[start]
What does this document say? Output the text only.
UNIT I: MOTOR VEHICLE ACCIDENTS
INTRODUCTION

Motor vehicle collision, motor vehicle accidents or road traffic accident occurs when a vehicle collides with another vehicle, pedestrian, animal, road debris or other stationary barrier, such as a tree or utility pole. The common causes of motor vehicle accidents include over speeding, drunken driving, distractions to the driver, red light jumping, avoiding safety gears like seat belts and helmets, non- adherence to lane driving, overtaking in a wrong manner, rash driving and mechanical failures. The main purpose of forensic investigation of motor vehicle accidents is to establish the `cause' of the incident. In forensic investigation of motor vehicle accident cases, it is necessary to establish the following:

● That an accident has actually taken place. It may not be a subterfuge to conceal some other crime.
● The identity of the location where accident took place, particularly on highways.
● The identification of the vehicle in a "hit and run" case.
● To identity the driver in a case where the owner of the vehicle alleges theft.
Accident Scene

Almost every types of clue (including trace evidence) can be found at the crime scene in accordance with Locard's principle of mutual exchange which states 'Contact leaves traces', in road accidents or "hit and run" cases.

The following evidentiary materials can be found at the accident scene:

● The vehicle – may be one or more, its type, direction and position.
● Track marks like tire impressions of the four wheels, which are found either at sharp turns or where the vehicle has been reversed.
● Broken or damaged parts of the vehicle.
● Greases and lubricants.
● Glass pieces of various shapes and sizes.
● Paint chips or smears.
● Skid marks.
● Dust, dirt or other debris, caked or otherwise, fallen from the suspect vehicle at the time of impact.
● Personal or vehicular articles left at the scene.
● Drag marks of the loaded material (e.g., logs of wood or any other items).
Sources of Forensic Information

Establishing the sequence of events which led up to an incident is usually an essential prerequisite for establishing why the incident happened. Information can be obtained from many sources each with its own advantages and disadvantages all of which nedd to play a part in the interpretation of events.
[end]
[start]
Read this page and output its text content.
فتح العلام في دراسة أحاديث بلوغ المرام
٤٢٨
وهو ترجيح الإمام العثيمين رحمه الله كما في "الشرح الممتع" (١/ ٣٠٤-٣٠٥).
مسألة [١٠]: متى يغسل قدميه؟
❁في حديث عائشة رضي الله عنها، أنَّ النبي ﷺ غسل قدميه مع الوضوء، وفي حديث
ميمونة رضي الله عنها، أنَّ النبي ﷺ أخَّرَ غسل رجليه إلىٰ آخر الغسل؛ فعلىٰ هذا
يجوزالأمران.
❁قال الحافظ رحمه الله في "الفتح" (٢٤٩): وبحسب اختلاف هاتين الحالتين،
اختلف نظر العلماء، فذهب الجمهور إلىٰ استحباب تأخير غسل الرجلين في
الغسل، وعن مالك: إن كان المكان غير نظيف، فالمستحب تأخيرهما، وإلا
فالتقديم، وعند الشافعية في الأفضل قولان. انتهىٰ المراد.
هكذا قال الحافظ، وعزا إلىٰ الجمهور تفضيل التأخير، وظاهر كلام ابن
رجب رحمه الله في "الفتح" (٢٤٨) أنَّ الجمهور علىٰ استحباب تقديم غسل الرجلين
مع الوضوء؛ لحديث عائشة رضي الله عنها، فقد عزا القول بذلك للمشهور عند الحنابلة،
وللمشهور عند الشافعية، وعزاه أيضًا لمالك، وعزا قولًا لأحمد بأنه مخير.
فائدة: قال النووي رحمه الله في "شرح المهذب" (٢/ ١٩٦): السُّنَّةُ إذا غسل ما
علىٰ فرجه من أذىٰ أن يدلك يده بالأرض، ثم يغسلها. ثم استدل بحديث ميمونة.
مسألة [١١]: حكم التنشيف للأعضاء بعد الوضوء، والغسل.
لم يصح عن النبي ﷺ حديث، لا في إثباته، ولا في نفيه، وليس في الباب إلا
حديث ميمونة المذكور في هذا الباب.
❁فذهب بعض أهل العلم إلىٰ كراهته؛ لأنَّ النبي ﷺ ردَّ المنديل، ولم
[end]
[start]
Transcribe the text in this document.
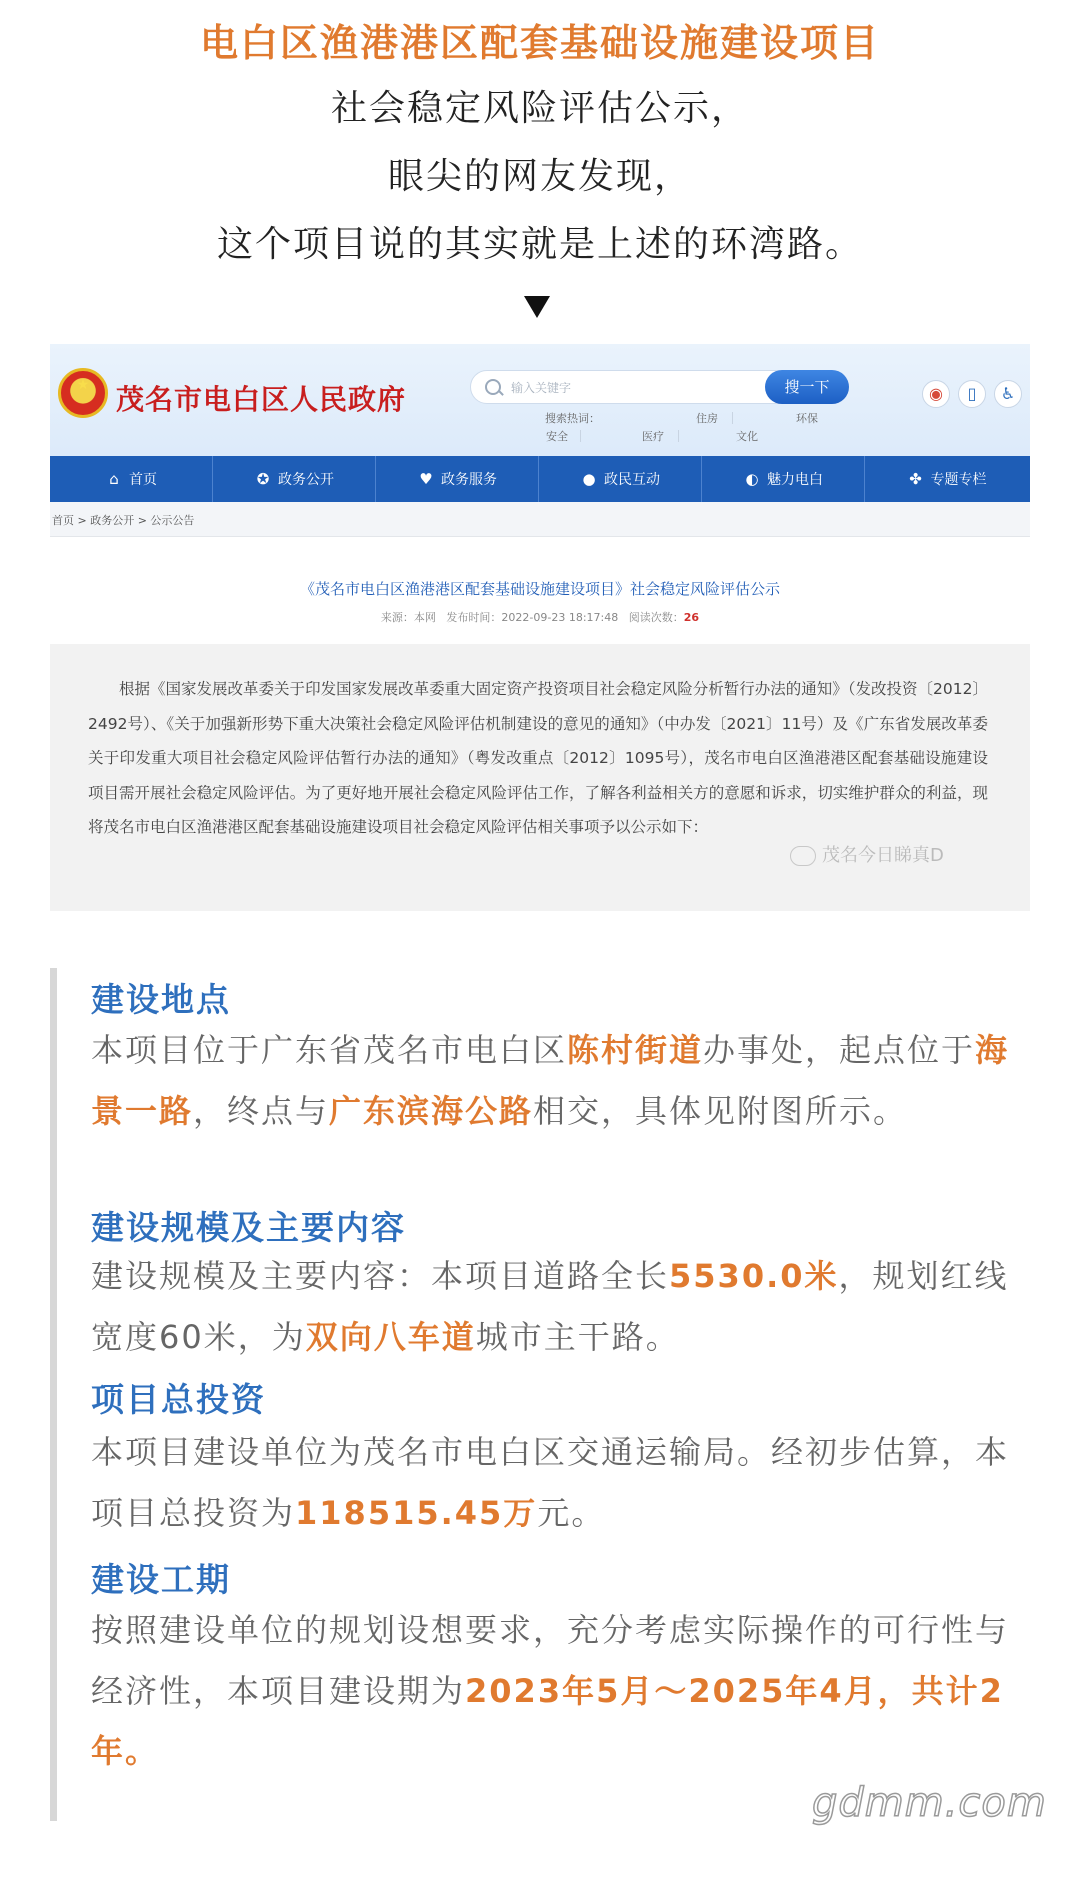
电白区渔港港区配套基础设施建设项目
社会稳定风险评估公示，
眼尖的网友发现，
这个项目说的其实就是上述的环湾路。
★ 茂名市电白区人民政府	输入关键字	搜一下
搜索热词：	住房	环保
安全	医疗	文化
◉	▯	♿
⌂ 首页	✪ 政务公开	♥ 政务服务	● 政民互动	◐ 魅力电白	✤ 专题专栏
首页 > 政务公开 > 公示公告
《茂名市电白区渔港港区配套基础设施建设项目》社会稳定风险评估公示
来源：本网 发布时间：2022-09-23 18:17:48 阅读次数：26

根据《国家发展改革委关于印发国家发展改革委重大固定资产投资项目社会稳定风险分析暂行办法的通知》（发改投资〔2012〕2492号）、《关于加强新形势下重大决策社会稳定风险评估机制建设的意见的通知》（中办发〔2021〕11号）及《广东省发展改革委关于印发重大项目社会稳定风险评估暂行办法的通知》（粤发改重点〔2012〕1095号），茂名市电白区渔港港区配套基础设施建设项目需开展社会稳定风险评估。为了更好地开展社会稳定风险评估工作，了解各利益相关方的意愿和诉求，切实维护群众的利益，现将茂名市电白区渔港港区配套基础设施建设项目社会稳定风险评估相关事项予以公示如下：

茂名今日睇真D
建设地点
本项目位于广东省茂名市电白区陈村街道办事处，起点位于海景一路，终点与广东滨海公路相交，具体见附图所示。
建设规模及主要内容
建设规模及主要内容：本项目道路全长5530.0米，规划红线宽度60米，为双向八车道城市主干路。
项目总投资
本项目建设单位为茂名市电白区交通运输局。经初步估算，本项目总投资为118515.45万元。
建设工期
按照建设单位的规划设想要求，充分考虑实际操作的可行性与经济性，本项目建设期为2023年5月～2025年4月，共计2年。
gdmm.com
[end]
Task requirements >> From the data, list each line in which the string "document" appears.

Response to the task >>
What does this document say? Output the text only.
Transcribe the text in this document.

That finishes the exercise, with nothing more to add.